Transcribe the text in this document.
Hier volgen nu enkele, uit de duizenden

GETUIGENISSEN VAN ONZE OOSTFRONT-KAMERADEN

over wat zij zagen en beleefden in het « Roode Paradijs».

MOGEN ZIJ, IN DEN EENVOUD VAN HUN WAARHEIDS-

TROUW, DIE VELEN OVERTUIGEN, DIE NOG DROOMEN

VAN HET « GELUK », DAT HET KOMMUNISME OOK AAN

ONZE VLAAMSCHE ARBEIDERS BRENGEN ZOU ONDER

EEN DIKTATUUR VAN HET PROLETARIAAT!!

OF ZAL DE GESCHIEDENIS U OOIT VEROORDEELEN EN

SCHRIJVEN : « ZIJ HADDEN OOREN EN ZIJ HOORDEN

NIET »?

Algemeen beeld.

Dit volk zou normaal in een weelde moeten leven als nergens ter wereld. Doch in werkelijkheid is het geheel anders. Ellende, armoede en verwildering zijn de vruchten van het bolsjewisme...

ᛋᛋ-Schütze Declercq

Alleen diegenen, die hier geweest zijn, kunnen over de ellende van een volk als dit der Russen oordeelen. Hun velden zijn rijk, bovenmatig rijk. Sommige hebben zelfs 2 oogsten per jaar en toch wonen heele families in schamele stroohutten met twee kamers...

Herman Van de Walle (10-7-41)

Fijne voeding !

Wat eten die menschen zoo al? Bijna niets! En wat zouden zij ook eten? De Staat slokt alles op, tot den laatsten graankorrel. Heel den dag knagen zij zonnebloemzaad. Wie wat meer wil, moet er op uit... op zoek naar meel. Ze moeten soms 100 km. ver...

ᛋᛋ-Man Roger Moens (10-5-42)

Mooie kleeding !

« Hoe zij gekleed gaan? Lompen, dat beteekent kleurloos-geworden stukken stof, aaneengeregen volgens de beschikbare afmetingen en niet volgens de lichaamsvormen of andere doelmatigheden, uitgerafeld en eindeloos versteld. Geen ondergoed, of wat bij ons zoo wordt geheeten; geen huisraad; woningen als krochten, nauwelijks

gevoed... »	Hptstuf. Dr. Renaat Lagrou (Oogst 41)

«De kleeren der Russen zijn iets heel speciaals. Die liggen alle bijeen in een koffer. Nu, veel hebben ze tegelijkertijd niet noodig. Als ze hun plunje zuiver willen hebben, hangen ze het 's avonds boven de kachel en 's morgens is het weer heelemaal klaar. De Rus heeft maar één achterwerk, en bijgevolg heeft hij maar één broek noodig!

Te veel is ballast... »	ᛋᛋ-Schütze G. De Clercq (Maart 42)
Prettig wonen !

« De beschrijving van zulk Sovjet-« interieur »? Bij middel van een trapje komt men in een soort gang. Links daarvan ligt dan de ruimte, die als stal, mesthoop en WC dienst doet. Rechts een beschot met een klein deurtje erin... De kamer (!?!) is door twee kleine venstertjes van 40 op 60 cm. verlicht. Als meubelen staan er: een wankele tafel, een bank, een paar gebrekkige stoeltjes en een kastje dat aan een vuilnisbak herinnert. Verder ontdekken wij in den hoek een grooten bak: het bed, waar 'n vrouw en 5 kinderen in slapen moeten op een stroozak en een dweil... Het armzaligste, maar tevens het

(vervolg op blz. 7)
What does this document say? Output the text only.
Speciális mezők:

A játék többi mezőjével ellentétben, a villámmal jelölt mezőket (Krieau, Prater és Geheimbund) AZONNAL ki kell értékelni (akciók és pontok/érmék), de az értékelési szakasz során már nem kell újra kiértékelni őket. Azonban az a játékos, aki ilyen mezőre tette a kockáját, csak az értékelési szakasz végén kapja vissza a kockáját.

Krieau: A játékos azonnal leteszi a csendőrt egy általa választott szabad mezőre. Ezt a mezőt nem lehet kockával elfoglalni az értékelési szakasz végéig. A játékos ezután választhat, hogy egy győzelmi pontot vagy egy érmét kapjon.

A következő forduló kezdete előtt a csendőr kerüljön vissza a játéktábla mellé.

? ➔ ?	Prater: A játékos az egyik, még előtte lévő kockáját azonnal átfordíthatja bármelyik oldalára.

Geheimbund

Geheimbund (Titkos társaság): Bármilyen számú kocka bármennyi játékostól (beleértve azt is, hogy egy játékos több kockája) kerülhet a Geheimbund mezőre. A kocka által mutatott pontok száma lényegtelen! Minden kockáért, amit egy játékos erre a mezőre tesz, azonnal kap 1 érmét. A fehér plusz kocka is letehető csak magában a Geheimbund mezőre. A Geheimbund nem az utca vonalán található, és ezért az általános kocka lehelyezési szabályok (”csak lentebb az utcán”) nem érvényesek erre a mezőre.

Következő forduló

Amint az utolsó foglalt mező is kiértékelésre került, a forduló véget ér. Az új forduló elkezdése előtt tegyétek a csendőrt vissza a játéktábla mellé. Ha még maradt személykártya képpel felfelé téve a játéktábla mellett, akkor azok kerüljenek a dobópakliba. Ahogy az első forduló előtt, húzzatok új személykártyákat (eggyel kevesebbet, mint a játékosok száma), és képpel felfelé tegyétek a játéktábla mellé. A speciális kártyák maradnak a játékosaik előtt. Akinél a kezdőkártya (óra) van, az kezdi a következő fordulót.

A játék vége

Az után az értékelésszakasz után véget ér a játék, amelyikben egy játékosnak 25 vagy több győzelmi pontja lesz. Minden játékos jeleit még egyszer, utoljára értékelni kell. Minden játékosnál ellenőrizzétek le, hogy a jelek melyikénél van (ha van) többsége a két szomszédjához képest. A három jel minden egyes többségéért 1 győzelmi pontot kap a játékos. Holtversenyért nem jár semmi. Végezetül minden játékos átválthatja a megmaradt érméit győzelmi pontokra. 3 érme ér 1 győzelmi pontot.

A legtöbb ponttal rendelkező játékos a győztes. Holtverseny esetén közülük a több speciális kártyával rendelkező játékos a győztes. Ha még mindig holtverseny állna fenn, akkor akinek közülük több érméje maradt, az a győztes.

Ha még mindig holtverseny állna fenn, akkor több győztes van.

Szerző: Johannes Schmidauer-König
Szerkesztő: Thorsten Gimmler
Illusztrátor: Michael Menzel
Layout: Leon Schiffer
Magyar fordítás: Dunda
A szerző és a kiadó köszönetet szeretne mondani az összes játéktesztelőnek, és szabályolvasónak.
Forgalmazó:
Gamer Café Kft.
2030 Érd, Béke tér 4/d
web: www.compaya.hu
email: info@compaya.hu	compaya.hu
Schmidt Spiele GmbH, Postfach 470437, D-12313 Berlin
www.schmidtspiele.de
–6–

○ ○ ○ ○

DIRECTION:
Check each line of the records for the word "akkor", and show the lines that contain it.

ANSWER TO THE PROBLEM:
Amint az utolsó foglalt mező is kiértékelésre került, a forduló véget ér. Az új forduló elkezdése előtt tegyétek a csendőrt vissza a játéktábla mellé. Ha még maradt személykártya képpel felfelé téve a játéktábla mellett, akkor azok kerüljenek a dobópakliba. Ahogy az első forduló előtt, húzzatok új személykártyákat (eggyel kevesebbet, mint a játékosok száma), és képpel felfelé tegyétek a játéktábla mellé. A speciális kártyák maradnak a játékosaik előtt. Akinél a kezdőkártya (óra) van, az kezdi a következő fordulót.
A legtöbb ponttal rendelkező játékos a győztes. Holtverseny esetén közülük a több speciális kártyával rendelkező játékos a győztes. Ha még mindig holtverseny állna fenn, akkor akinek közülük több érméje maradt, az a győztes.
Ha még mindig holtverseny állna fenn, akkor több győztes van.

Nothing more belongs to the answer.